## RECORD SET

↓

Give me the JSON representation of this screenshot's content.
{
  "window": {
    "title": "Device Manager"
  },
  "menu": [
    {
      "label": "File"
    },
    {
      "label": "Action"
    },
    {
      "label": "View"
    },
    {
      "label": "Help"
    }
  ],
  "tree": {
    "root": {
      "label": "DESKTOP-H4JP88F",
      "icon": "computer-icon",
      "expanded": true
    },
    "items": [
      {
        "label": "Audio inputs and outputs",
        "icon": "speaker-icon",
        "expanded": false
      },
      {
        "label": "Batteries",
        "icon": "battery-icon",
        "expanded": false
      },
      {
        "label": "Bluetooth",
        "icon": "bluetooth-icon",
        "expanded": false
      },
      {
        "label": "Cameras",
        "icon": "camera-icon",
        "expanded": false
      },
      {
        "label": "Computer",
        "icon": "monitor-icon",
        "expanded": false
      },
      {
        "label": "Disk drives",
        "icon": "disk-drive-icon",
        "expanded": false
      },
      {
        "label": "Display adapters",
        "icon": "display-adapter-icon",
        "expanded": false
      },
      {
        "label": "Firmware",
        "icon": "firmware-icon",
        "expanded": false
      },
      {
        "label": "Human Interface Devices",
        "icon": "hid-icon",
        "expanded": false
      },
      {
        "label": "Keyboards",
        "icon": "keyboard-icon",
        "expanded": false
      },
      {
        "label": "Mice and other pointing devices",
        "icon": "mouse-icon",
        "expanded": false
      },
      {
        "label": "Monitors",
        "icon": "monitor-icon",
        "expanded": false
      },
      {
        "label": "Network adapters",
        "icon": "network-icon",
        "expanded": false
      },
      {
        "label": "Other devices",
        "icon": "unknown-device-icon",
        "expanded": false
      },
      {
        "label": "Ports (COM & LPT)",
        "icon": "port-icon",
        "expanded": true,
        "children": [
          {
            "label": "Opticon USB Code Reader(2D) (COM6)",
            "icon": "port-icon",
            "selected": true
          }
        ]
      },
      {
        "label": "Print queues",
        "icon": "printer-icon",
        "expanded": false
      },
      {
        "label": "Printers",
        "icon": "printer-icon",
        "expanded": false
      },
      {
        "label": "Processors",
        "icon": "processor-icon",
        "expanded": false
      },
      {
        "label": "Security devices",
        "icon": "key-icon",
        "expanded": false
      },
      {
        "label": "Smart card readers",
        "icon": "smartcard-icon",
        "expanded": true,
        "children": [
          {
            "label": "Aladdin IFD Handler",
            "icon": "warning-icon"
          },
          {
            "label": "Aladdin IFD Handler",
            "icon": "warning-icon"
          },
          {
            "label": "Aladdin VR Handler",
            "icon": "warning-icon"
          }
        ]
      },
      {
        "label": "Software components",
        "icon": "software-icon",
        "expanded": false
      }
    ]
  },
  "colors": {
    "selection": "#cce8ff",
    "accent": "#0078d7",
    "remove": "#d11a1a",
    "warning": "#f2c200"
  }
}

↑
↓

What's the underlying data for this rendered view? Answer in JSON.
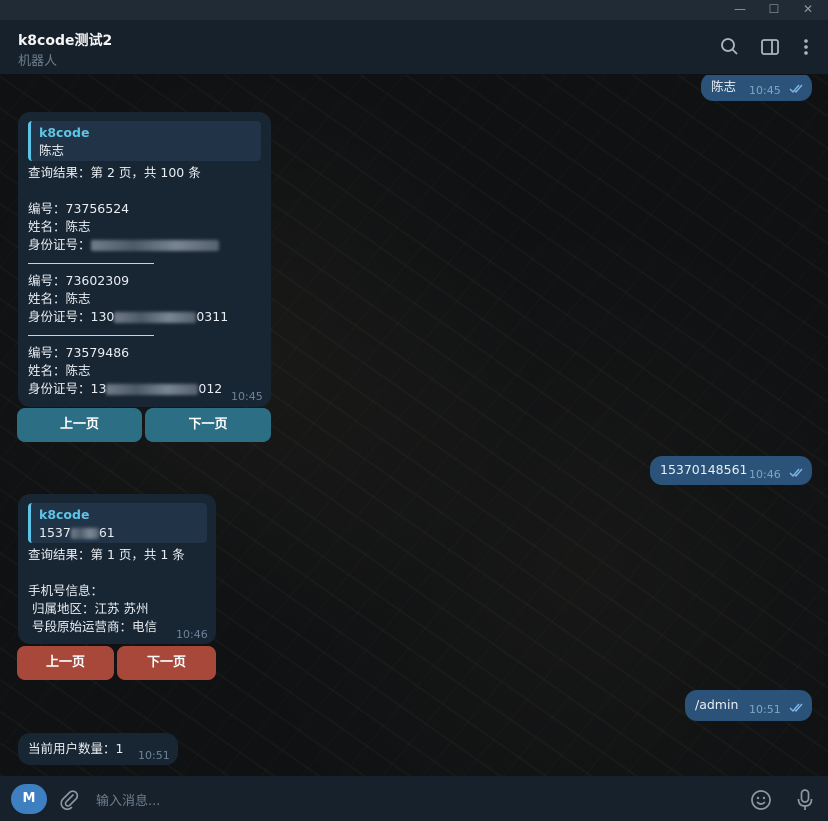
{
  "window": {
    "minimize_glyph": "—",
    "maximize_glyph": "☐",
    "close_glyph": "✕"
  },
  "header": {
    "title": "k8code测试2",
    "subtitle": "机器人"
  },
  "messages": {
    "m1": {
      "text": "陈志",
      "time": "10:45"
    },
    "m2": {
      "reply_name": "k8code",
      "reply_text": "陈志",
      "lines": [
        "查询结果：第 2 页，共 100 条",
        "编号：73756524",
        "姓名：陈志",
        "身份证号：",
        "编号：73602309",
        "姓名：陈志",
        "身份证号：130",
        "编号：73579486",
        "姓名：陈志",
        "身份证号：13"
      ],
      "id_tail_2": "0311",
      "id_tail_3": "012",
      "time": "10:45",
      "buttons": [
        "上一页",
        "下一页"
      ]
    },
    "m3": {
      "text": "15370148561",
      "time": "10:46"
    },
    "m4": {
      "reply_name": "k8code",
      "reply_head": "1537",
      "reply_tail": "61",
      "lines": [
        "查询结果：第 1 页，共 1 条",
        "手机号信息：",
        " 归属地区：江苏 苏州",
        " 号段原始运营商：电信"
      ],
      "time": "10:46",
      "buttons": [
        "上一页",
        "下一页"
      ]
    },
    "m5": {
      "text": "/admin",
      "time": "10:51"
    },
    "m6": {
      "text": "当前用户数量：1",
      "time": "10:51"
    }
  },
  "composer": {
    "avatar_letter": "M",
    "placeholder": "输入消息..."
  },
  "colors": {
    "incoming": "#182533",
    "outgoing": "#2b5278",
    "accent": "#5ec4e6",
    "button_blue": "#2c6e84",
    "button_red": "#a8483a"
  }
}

↑

Pick out every line above that holds the word "adapters" and copy it.

## WORKED ANSWER
        "label": "Display adapters",
        "label": "Network adapters",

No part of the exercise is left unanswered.